### TASK
Pictures do not belong in the copy; transcribe everything else in the records exactly.

### MATERIAL SUPPLIED
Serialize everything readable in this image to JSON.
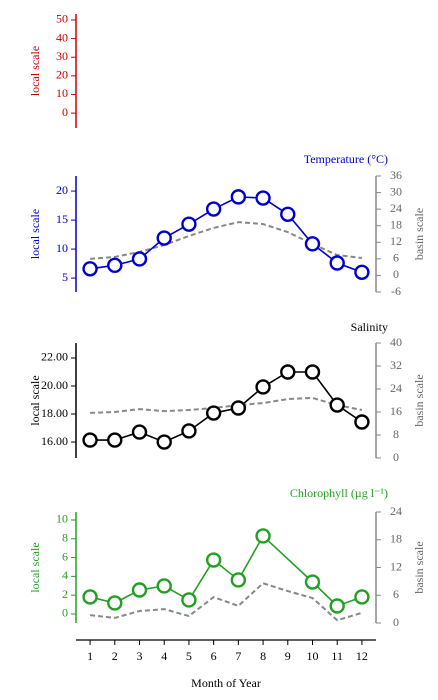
{
  "chart_data": [
    {
      "type": "line",
      "ylabel": "local scale",
      "color": "#cc0000",
      "ylim": [
        -8,
        53.2
      ],
      "yticks": [
        0,
        10,
        20,
        30,
        40,
        50
      ],
      "series": []
    },
    {
      "type": "line",
      "title": "Temperature (°C)",
      "ylabel": "local scale",
      "y2label": "basin scale",
      "color": "#0000cc",
      "ylim": [
        2.6,
        22.6
      ],
      "yticks": [
        5,
        10,
        15,
        20
      ],
      "y2lim": [
        -6,
        36
      ],
      "y2ticks": [
        -6,
        0,
        6,
        12,
        18,
        24,
        30,
        36
      ],
      "x": [
        1,
        2,
        3,
        4,
        5,
        6,
        7,
        8,
        9,
        10,
        11,
        12
      ],
      "series": [
        {
          "color": "#0000cc",
          "linestyle": "solid",
          "marker": "circle",
          "values": [
            6.6,
            7.2,
            8.3,
            11.9,
            14.3,
            16.9,
            19,
            18.8,
            16,
            10.9,
            7.6,
            6.0
          ]
        },
        {
          "color": "#888888",
          "linestyle": "dashed",
          "axis": "y2",
          "values": [
            6,
            6.7,
            8.5,
            11,
            14.3,
            17.2,
            19.3,
            18.6,
            15.7,
            11.4,
            7.4,
            6.3
          ]
        }
      ]
    },
    {
      "type": "line",
      "title": "Salinity",
      "ylabel": "local scale",
      "y2label": "basin scale",
      "color": "#000000",
      "ylim": [
        14.86,
        23.07
      ],
      "yticks": [
        {
          "value": 16,
          "label": "16.00"
        },
        {
          "value": 18,
          "label": "18.00"
        },
        {
          "value": 20,
          "label": "20.00"
        },
        {
          "value": 22,
          "label": "22.00"
        }
      ],
      "y2lim": [
        0,
        40
      ],
      "y2ticks": [
        0,
        8,
        16,
        24,
        32,
        40
      ],
      "x": [
        1,
        2,
        3,
        4,
        5,
        6,
        7,
        8,
        9,
        10,
        11,
        12
      ],
      "series": [
        {
          "color": "#000000",
          "linestyle": "solid",
          "marker": "circle",
          "values": [
            16.14,
            16.14,
            16.71,
            16,
            16.79,
            18.07,
            18.43,
            19.93,
            21,
            21,
            18.64,
            17.43
          ]
        },
        {
          "color": "#888888",
          "linestyle": "dashed",
          "axis": "y2",
          "values": [
            15.7,
            16,
            17,
            16.3,
            16.7,
            17.4,
            18.4,
            19.1,
            20.5,
            20.9,
            18.4,
            16.7
          ]
        }
      ]
    },
    {
      "type": "line",
      "title": "Chlorophyll (µg l⁻¹)",
      "ylabel": "local scale",
      "y2label": "basin scale",
      "color": "#22a022",
      "ylim": [
        -0.96,
        10.85
      ],
      "yticks": [
        0,
        2,
        4,
        6,
        8,
        10
      ],
      "y2lim": [
        0,
        24
      ],
      "y2ticks": [
        0,
        6,
        12,
        18,
        24
      ],
      "xlim": [
        0.43,
        12.57
      ],
      "xticks": [
        1,
        2,
        3,
        4,
        5,
        6,
        7,
        8,
        9,
        10,
        11,
        12
      ],
      "xlabel": "Month of Year",
      "series": [
        {
          "color": "#22a022",
          "linestyle": "solid",
          "marker": "circle",
          "x": [
            1,
            2,
            3,
            4,
            5,
            6,
            7,
            8,
            10,
            11,
            12
          ],
          "values": [
            1.81,
            1.17,
            2.55,
            2.98,
            1.49,
            5.74,
            3.62,
            8.3,
            3.4,
            0.85,
            1.81
          ]
        },
        {
          "color": "#888888",
          "linestyle": "dashed",
          "axis": "y2",
          "x": [
            1,
            2,
            3,
            4,
            5,
            6,
            7,
            8,
            9,
            10,
            11,
            12
          ],
          "values": [
            1.7,
            1.1,
            2.6,
            3.0,
            1.5,
            5.6,
            3.7,
            8.6,
            6.9,
            5.4,
            0.6,
            2.2
          ]
        }
      ]
    }
  ]
}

### REPLY TO THE EXERCISE
Serialize everything readable in this image to JSON.
{
  "chart_data": [
    {
      "type": "line",
      "ylabel": "local scale",
      "color": "#cc0000",
      "ylim": [
        -8,
        53.2
      ],
      "yticks": [
        0,
        10,
        20,
        30,
        40,
        50
      ],
      "series": []
    },
    {
      "type": "line",
      "title": "Temperature (°C)",
      "ylabel": "local scale",
      "y2label": "basin scale",
      "color": "#0000cc",
      "ylim": [
        2.6,
        22.6
      ],
      "yticks": [
        5,
        10,
        15,
        20
      ],
      "y2lim": [
        -6,
        36
      ],
      "y2ticks": [
        -6,
        0,
        6,
        12,
        18,
        24,
        30,
        36
      ],
      "x": [
        1,
        2,
        3,
        4,
        5,
        6,
        7,
        8,
        9,
        10,
        11,
        12
      ],
      "series": [
        {
          "color": "#0000cc",
          "linestyle": "solid",
          "marker": "circle",
          "values": [
            6.6,
            7.2,
            8.3,
            11.9,
            14.3,
            16.9,
            19,
            18.8,
            16,
            10.9,
            7.6,
            6.0
          ]
        },
        {
          "color": "#888888",
          "linestyle": "dashed",
          "axis": "y2",
          "values": [
            6,
            6.7,
            8.5,
            11,
            14.3,
            17.2,
            19.3,
            18.6,
            15.7,
            11.4,
            7.4,
            6.3
          ]
        }
      ]
    },
    {
      "type": "line",
      "title": "Salinity",
      "ylabel": "local scale",
      "y2label": "basin scale",
      "color": "#000000",
      "ylim": [
        14.86,
        23.07
      ],
      "yticks": [
        {
          "value": 16,
          "label": "16.00"
        },
        {
          "value": 18,
          "label": "18.00"
        },
        {
          "value": 20,
          "label": "20.00"
        },
        {
          "value": 22,
          "label": "22.00"
        }
      ],
      "y2lim": [
        0,
        40
      ],
      "y2ticks": [
        0,
        8,
        16,
        24,
        32,
        40
      ],
      "x": [
        1,
        2,
        3,
        4,
        5,
        6,
        7,
        8,
        9,
        10,
        11,
        12
      ],
      "series": [
        {
          "color": "#000000",
          "linestyle": "solid",
          "marker": "circle",
          "values": [
            16.14,
            16.14,
            16.71,
            16,
            16.79,
            18.07,
            18.43,
            19.93,
            21,
            21,
            18.64,
            17.43
          ]
        },
        {
          "color": "#888888",
          "linestyle": "dashed",
          "axis": "y2",
          "values": [
            15.7,
            16,
            17,
            16.3,
            16.7,
            17.4,
            18.4,
            19.1,
            20.5,
            20.9,
            18.4,
            16.7
          ]
        }
      ]
    },
    {
      "type": "line",
      "title": "Chlorophyll (µg l⁻¹)",
      "ylabel": "local scale",
      "y2label": "basin scale",
      "color": "#22a022",
      "ylim": [
        -0.96,
        10.85
      ],
      "yticks": [
        0,
        2,
        4,
        6,
        8,
        10
      ],
      "y2lim": [
        0,
        24
      ],
      "y2ticks": [
        0,
        6,
        12,
        18,
        24
      ],
      "xlim": [
        0.43,
        12.57
      ],
      "xticks": [
        1,
        2,
        3,
        4,
        5,
        6,
        7,
        8,
        9,
        10,
        11,
        12
      ],
      "xlabel": "Month of Year",
      "series": [
        {
          "color": "#22a022",
          "linestyle": "solid",
          "marker": "circle",
          "x": [
            1,
            2,
            3,
            4,
            5,
            6,
            7,
            8,
            10,
            11,
            12
          ],
          "values": [
            1.81,
            1.17,
            2.55,
            2.98,
            1.49,
            5.74,
            3.62,
            8.3,
            3.4,
            0.85,
            1.81
          ]
        },
        {
          "color": "#888888",
          "linestyle": "dashed",
          "axis": "y2",
          "x": [
            1,
            2,
            3,
            4,
            5,
            6,
            7,
            8,
            9,
            10,
            11,
            12
          ],
          "values": [
            1.7,
            1.1,
            2.6,
            3.0,
            1.5,
            5.6,
            3.7,
            8.6,
            6.9,
            5.4,
            0.6,
            2.2
          ]
        }
      ]
    }
  ]
}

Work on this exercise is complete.